◆ Records shown ◆
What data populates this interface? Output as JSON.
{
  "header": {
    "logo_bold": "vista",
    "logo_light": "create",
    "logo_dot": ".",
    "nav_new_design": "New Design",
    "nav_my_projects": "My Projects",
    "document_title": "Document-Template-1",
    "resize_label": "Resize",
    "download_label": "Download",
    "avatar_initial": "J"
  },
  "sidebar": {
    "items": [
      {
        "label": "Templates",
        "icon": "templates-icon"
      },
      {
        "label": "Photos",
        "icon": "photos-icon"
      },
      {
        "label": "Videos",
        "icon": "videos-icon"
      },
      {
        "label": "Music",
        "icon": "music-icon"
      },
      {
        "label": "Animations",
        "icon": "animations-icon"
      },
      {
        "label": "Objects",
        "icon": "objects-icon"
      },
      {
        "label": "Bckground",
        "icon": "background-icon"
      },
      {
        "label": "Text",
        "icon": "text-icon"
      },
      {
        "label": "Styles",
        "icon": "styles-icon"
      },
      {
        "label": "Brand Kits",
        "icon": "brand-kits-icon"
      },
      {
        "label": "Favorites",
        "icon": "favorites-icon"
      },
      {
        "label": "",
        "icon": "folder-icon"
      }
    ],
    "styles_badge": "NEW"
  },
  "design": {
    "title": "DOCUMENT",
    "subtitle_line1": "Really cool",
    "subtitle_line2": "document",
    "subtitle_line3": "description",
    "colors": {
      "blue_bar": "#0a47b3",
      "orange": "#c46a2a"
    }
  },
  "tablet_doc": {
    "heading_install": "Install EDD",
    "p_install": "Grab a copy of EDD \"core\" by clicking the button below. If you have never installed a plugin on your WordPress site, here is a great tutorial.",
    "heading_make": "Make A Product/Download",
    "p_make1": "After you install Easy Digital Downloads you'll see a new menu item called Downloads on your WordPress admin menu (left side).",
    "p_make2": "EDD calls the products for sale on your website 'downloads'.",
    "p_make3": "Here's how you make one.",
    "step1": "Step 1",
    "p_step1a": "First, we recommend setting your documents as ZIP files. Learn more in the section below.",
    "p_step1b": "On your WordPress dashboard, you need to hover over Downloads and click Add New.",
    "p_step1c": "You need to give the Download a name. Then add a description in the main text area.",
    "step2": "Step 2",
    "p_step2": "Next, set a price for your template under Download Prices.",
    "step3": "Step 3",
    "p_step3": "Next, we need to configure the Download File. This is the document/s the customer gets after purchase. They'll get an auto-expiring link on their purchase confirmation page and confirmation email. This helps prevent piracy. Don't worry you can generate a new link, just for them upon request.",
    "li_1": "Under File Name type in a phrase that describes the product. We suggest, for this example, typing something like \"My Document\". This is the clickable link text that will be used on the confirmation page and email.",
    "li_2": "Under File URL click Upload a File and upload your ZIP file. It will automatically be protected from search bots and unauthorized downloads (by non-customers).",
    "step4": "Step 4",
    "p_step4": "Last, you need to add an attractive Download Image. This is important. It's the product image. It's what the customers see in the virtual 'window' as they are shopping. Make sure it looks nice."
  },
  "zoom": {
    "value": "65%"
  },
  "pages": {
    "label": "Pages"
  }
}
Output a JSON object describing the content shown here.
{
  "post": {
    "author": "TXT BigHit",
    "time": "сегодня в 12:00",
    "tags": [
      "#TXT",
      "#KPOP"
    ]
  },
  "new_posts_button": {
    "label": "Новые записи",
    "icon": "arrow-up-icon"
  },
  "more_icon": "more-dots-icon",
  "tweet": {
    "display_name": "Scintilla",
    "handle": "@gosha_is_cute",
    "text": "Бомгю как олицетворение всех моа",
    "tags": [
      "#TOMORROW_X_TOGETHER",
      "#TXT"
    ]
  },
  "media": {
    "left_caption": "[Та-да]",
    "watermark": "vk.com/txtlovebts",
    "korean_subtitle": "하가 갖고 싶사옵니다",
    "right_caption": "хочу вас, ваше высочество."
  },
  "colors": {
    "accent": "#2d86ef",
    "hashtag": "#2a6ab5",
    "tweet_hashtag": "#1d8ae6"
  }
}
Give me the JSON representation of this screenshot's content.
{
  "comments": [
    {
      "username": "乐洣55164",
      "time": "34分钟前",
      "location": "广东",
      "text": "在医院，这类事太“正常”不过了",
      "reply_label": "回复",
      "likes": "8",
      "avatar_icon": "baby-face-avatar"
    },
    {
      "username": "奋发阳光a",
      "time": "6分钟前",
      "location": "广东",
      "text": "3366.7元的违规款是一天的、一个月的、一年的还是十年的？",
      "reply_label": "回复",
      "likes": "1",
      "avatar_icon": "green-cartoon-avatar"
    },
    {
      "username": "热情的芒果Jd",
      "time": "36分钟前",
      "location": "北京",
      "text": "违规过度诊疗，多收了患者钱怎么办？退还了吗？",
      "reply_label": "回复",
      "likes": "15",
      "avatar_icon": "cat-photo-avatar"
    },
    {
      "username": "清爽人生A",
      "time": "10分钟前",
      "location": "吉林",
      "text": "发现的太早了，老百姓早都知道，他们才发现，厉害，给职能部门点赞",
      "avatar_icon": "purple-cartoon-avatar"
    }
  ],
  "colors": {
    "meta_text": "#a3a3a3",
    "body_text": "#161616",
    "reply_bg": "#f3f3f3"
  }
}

◆ Written task ◆
Single out each line of the records above with the string "cartoon" in it, and copy it.

◆ Task result ◆
      "avatar_icon": "green-cartoon-avatar"
      "avatar_icon": "purple-cartoon-avatar"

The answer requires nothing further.